Task objective: Print the lines below verbatim, starting at the line containing "- panel-a-data-point: [729, 634, 746, 651]" and ending at the line containing "- panel-a-plot-content: [279, 81, 1251, 1048]", both included.

Data records:

-- BEGIN --

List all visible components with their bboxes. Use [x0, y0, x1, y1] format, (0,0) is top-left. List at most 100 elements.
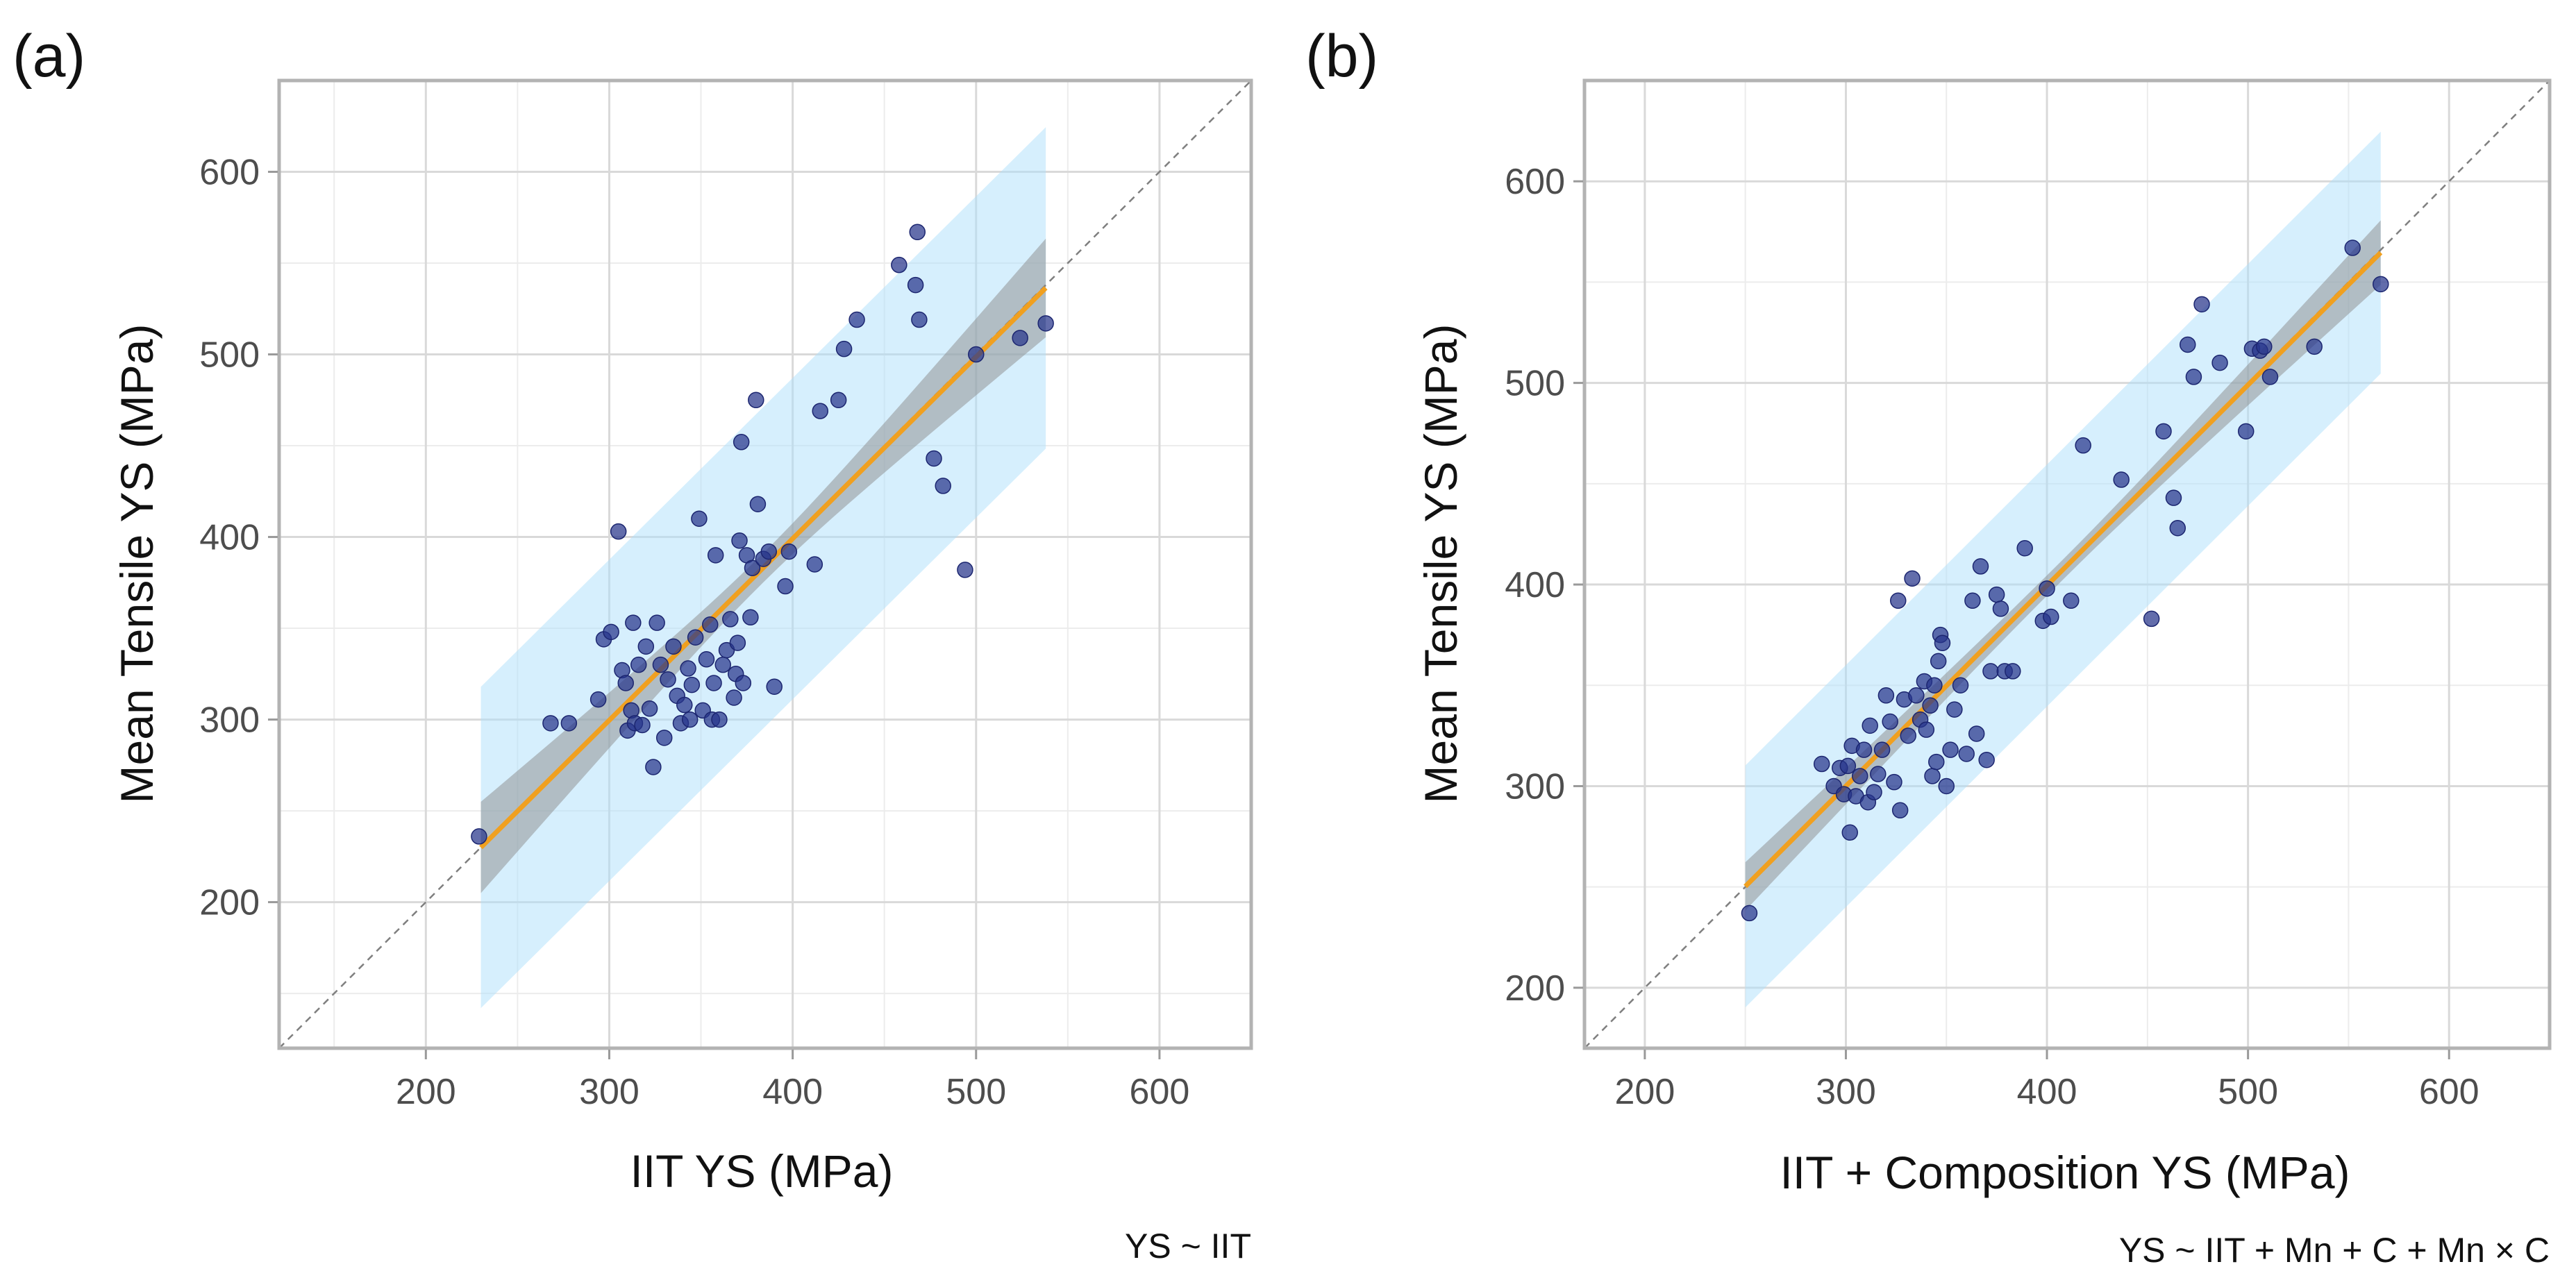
- panel-a-data-point: [729, 634, 746, 651]
- panel-a-data-point: [957, 562, 973, 578]
- panel-b-y-tick-label: 400: [1505, 565, 1565, 605]
- panel-b-data-point: [2155, 423, 2172, 440]
- panel-b: (b) 200 300 400 500 600 200 300 400 500 600 IIT +…: [1305, 23, 2552, 1270]
- panel-a-data-point: [911, 311, 928, 328]
- panel-b-plot-border: [1582, 78, 2552, 1050]
- panel-a-data-point: [760, 543, 778, 560]
- panel-b-data-point: [2169, 519, 2186, 537]
- panel-b-data-point: [1862, 717, 1878, 734]
- panel-a-data-point: [722, 611, 739, 628]
- panel-a-data-point: [733, 434, 750, 451]
- panel-a-data-point: [1037, 315, 1054, 332]
- panel-a-data-point: [637, 638, 655, 655]
- panel-b-plot-content: [1584, 81, 2550, 1048]
- panel-b-data-point: [2261, 369, 2279, 385]
- panel-b-y-tick-label: 500: [1505, 364, 1565, 404]
- panel-b-y-tick-label: 200: [1505, 968, 1565, 1009]
- panel-a-data-point: [665, 638, 682, 655]
- panel-a-y-tick-label: 600: [199, 153, 260, 193]
- panel-b-data-point: [2005, 663, 2021, 680]
- panel-b-data-point: [1891, 802, 1909, 819]
- panel-a-data-point: [835, 340, 853, 358]
- panel-b-data-point: [1928, 753, 1945, 771]
- panel-a-data-point: [660, 671, 676, 688]
- panel-a-plot-content: [279, 81, 1251, 1048]
- panel-b-data-point: [1942, 741, 1959, 758]
- panel-a-data-point: [705, 675, 722, 691]
- panel-b-data-point: [2306, 338, 2323, 355]
- panel-b-data-point: [2143, 610, 2160, 628]
- panel-a-x-tick-label: 200: [396, 1072, 456, 1112]
- panel-a-x-tick-label: 600: [1130, 1072, 1190, 1112]
- panel-b-data-point: [2237, 423, 2255, 440]
- panel-a-x-tick-label: 400: [762, 1072, 823, 1112]
- panel-b-data-point: [1904, 570, 1921, 587]
- panel-a-data-point: [676, 696, 693, 714]
- panel-b-data-point: [2185, 369, 2202, 385]
- panel-b-data-point: [2016, 540, 2033, 557]
- panel-a-data-point: [777, 578, 794, 595]
- panel-b-x-axis-title: IIT + Composition YS (MPa): [1780, 1147, 2350, 1198]
- panel-b-data-point: [1813, 755, 1830, 773]
- panel-a-plot-border: [277, 78, 1253, 1050]
- panel-a-data-point: [617, 675, 634, 691]
- panel-a-data-point: [634, 716, 651, 734]
- panel-b-x-tick-label: 400: [2017, 1072, 2077, 1112]
- panel-a-x-tick-label: 300: [579, 1072, 639, 1112]
- panel-b-data-point: [1988, 586, 2005, 603]
- panel-a-data-point: [683, 676, 701, 693]
- panel-a-data-point: [909, 224, 926, 241]
- panel-b-label: (b): [1305, 23, 1378, 90]
- panel-a-data-point: [766, 678, 783, 695]
- panel-a-label: (a): [12, 23, 85, 90]
- panel-b-data-point: [1992, 600, 2009, 617]
- panel-b-data-point: [1978, 751, 1995, 768]
- panel-b-data-point: [1968, 725, 1985, 742]
- panel-a-data-point: [1012, 330, 1028, 346]
- panel-a-fit-line: [479, 286, 1048, 850]
- panel-b-data-point: [2180, 336, 2196, 353]
- panel-b-data-point: [1851, 768, 1868, 784]
- panel-a-data-point: [691, 510, 708, 527]
- panel-a-data-point: [680, 660, 696, 677]
- panel-b-data-point: [1886, 773, 1902, 791]
- panel-b-data-point: [2373, 276, 2389, 293]
- panel-b-data-point: [1924, 768, 1941, 784]
- panel-a-x-axis-title: IIT YS (MPa): [630, 1145, 894, 1197]
- panel-b-data-point: [1900, 727, 1916, 744]
- panel-b-data-point: [2256, 338, 2273, 355]
- panel-b-data-point: [1855, 741, 1873, 758]
- panel-b-data-point: [1972, 558, 1989, 575]
- panel-b-data-point: [1866, 784, 1882, 800]
- panel-b-data-point: [1890, 592, 1907, 609]
- panel-b-x-tick-label: 500: [2218, 1072, 2278, 1112]
- panel-a-data-points: [471, 224, 1054, 845]
- panel-a-data-point: [891, 256, 908, 274]
- panel-b-data-point: [1938, 777, 1955, 795]
- panel-a-data-point: [649, 614, 665, 631]
- panel-a-data-point: [926, 450, 942, 467]
- panel-b-y-axis-title: Mean Tensile YS (MPa): [1415, 324, 1466, 804]
- panel-b-data-point: [1922, 697, 1939, 714]
- panel-a-data-point: [731, 532, 748, 549]
- panel-b-data-point: [2193, 296, 2210, 313]
- panel-a-y-axis-title: Mean Tensile YS (MPa): [111, 324, 162, 804]
- panel-b-data-point: [1926, 677, 1943, 693]
- panel-a-data-point: [610, 523, 627, 540]
- panel-a-data-point: [560, 715, 578, 732]
- panel-a-data-point: [542, 715, 559, 732]
- panel-b-data-point: [2344, 239, 2361, 256]
- panel-a-data-point: [806, 556, 823, 573]
- panel-b-x-tick-label: 600: [2419, 1072, 2479, 1112]
- panel-a-data-point: [968, 346, 985, 363]
- panel-b-data-point: [1952, 677, 1969, 693]
- panel-a-data-point: [812, 403, 828, 419]
- panel-b-data-point: [1870, 766, 1887, 782]
- panel-a-data-point: [681, 711, 699, 728]
- panel-b-data-point: [1839, 757, 1857, 775]
- panel-b-data-point: [1958, 746, 1975, 762]
- panel-b-data-point: [2075, 437, 2091, 454]
- panel-a-data-point: [652, 656, 669, 673]
- panel-b-data-point: [1882, 713, 1898, 730]
- panel-b-data-points: [1741, 239, 2389, 922]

-- END --

Answer to this exercise:
- panel-a-data-point: [729, 634, 746, 651]
- panel-a-data-point: [957, 562, 973, 578]
- panel-b-y-tick-label: 400: [1505, 565, 1565, 605]
- panel-b-data-point: [2155, 423, 2172, 440]
- panel-b: (b) 200 300 400 500 600 200 300 400 500 600 IIT +…: [1305, 23, 2552, 1270]
- panel-a-data-point: [911, 311, 928, 328]
- panel-b-plot-border: [1582, 78, 2552, 1050]
- panel-a-data-point: [760, 543, 778, 560]
- panel-b-data-point: [2169, 519, 2186, 537]
- panel-b-data-point: [1862, 717, 1878, 734]
- panel-a-data-point: [722, 611, 739, 628]
- panel-a-data-point: [733, 434, 750, 451]
- panel-a-data-point: [1037, 315, 1054, 332]
- panel-a-data-point: [637, 638, 655, 655]
- panel-b-plot-content: [1584, 81, 2550, 1048]
- panel-b-data-point: [2261, 369, 2279, 385]
- panel-b-y-tick-label: 500: [1505, 364, 1565, 404]
- panel-b-y-tick-label: 200: [1505, 968, 1565, 1009]
- panel-a-data-point: [665, 638, 682, 655]
- panel-a-y-tick-label: 600: [199, 153, 260, 193]
- panel-b-data-point: [2005, 663, 2021, 680]
- panel-b-data-point: [1891, 802, 1909, 819]
- panel-a-data-point: [835, 340, 853, 358]
- panel-b-data-point: [1928, 753, 1945, 771]
- panel-a-data-point: [660, 671, 676, 688]
- panel-a-plot-content: [279, 81, 1251, 1048]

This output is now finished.